Description of the task:
Print the records again, character for character.

Data extract:
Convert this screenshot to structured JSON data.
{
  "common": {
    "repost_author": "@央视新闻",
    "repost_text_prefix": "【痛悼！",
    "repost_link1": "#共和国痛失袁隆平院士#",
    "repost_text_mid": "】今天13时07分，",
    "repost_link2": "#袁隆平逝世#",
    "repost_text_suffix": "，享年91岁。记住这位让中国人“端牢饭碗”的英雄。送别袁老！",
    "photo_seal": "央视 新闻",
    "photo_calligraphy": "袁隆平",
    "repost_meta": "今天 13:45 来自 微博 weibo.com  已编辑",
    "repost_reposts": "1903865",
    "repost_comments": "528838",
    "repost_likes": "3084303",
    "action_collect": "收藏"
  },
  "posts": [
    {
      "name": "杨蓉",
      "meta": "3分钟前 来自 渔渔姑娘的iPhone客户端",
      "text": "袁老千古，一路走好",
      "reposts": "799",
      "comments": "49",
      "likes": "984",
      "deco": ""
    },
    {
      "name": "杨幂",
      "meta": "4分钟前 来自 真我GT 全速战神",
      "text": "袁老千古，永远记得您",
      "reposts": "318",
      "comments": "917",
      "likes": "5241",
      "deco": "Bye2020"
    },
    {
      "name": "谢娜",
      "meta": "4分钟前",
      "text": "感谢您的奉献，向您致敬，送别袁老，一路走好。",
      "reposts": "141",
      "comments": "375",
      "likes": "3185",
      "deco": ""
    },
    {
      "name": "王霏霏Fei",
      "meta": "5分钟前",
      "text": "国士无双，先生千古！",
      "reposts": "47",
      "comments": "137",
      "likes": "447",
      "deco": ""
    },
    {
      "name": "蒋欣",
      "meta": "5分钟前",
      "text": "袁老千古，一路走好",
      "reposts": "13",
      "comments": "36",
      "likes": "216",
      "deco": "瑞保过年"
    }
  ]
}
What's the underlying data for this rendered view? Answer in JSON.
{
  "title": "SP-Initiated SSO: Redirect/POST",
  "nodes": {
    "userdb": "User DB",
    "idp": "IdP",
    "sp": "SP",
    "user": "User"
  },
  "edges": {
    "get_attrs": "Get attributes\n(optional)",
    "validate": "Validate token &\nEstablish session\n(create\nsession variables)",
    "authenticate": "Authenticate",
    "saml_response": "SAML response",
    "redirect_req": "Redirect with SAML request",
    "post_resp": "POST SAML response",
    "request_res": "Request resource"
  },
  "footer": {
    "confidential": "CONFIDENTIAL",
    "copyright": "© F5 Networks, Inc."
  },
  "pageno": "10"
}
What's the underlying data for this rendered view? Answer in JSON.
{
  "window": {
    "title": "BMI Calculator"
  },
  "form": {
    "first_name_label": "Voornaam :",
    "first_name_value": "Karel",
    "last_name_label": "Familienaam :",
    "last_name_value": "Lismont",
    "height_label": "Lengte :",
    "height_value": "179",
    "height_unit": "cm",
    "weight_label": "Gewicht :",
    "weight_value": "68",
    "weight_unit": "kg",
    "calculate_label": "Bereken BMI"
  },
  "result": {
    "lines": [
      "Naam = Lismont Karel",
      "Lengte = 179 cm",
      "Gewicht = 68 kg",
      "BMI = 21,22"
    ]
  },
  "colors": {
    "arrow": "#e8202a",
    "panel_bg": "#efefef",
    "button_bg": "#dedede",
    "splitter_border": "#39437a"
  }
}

Exercise result:
Convert this screenshot to structured JSON data.
{
  "common": {
    "repost_author": "@央视新闻",
    "repost_text_prefix": "【痛悼！",
    "repost_link1": "#共和国痛失袁隆平院士#",
    "repost_text_mid": "】今天13时07分，",
    "repost_link2": "#袁隆平逝世#",
    "repost_text_suffix": "，享年91岁。记住这位让中国人“端牢饭碗”的英雄。送别袁老！",
    "photo_seal": "央视 新闻",
    "photo_calligraphy": "袁隆平",
    "repost_meta": "今天 13:45 来自 微博 weibo.com  已编辑",
    "repost_reposts": "1903865",
    "repost_comments": "528838",
    "repost_likes": "3084303",
    "action_collect": "收藏"
  },
  "posts": [
    {
      "name": "杨蓉",
      "meta": "3分钟前 来自 渔渔姑娘的iPhone客户端",
      "text": "袁老千古，一路走好",
      "reposts": "799",
      "comments": "49",
      "likes": "984",
      "deco": ""
    },
    {
      "name": "杨幂",
      "meta": "4分钟前 来自 真我GT 全速战神",
      "text": "袁老千古，永远记得您",
      "reposts": "318",
      "comments": "917",
      "likes": "5241",
      "deco": "Bye2020"
    },
    {
      "name": "谢娜",
      "meta": "4分钟前",
      "text": "感谢您的奉献，向您致敬，送别袁老，一路走好。",
      "reposts": "141",
      "comments": "375",
      "likes": "3185",
      "deco": ""
    },
    {
      "name": "王霏霏Fei",
      "meta": "5分钟前",
      "text": "国士无双，先生千古！",
      "reposts": "47",
      "comments": "137",
      "likes": "447",
      "deco": ""
    },
    {
      "name": "蒋欣",
      "meta": "5分钟前",
      "text": "袁老千古，一路走好",
      "reposts": "13",
      "comments": "36",
      "likes": "216",
      "deco": "瑞保过年"
    }
  ]
}
What's the underlying data for this rendered view? Answer in JSON.
{
  "title": "SP-Initiated SSO: Redirect/POST",
  "nodes": {
    "userdb": "User DB",
    "idp": "IdP",
    "sp": "SP",
    "user": "User"
  },
  "edges": {
    "get_attrs": "Get attributes\n(optional)",
    "validate": "Validate token &\nEstablish session\n(create\nsession variables)",
    "authenticate": "Authenticate",
    "saml_response": "SAML response",
    "redirect_req": "Redirect with SAML request",
    "post_resp": "POST SAML response",
    "request_res": "Request resource"
  },
  "footer": {
    "confidential": "CONFIDENTIAL",
    "copyright": "© F5 Networks, Inc."
  },
  "pageno": "10"
}
What's the underlying data for this rendered view? Answer in JSON.
{
  "window": {
    "title": "BMI Calculator"
  },
  "form": {
    "first_name_label": "Voornaam :",
    "first_name_value": "Karel",
    "last_name_label": "Familienaam :",
    "last_name_value": "Lismont",
    "height_label": "Lengte :",
    "height_value": "179",
    "height_unit": "cm",
    "weight_label": "Gewicht :",
    "weight_value": "68",
    "weight_unit": "kg",
    "calculate_label": "Bereken BMI"
  },
  "result": {
    "lines": [
      "Naam = Lismont Karel",
      "Lengte = 179 cm",
      "Gewicht = 68 kg",
      "BMI = 21,22"
    ]
  },
  "colors": {
    "arrow": "#e8202a",
    "panel_bg": "#efefef",
    "button_bg": "#dedede",
    "splitter_border": "#39437a"
  }
}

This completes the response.